[begin Input records]

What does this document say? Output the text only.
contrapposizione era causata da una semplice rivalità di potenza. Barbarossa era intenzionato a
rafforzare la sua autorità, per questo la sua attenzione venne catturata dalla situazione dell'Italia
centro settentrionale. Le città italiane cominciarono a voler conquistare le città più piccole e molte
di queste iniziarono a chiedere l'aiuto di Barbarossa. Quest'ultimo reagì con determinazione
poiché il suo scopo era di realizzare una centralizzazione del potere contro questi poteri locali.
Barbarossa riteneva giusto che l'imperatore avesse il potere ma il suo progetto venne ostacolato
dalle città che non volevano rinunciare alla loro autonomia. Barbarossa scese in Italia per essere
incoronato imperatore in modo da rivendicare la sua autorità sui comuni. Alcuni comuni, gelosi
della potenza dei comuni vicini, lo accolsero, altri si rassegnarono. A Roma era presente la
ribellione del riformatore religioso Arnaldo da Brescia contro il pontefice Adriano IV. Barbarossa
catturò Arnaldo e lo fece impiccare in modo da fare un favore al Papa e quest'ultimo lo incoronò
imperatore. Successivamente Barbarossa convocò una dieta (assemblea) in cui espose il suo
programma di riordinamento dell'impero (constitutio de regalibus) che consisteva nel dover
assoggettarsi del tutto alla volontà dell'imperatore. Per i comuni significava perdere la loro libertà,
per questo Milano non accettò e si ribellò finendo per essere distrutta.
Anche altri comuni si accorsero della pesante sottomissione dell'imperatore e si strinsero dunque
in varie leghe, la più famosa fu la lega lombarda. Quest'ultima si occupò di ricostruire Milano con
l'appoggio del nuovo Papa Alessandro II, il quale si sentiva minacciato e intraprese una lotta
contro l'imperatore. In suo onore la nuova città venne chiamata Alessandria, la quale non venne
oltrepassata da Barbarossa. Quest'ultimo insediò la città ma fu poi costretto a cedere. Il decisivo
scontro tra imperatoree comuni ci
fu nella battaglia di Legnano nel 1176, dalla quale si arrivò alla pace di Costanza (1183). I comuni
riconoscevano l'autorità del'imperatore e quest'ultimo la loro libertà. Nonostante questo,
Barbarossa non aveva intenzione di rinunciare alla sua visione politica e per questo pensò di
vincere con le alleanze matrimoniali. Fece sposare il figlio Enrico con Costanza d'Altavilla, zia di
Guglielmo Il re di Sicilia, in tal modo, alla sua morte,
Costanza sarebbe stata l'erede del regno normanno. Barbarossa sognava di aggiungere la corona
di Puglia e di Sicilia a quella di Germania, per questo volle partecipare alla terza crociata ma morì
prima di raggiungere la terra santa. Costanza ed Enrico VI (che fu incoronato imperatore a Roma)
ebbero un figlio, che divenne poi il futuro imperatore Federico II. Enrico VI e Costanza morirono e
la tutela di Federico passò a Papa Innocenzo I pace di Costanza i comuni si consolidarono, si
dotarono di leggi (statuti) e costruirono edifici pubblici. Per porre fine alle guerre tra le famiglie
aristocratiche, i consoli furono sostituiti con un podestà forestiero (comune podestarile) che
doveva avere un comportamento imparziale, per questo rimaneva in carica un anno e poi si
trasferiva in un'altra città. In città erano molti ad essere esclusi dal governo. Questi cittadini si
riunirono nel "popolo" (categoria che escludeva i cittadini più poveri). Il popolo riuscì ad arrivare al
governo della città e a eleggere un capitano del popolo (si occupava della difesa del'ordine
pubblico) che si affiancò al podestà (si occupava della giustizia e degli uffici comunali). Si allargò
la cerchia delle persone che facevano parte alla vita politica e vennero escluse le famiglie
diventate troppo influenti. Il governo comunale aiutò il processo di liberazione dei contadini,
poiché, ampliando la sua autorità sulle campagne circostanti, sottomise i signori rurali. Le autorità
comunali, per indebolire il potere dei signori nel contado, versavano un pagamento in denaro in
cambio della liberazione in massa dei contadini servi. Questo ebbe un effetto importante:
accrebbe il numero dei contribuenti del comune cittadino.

[end Input records]

Work instructions:
The string "potenza" may appear in lines of the listing above; tally those lines and give the number only.

Output below:
2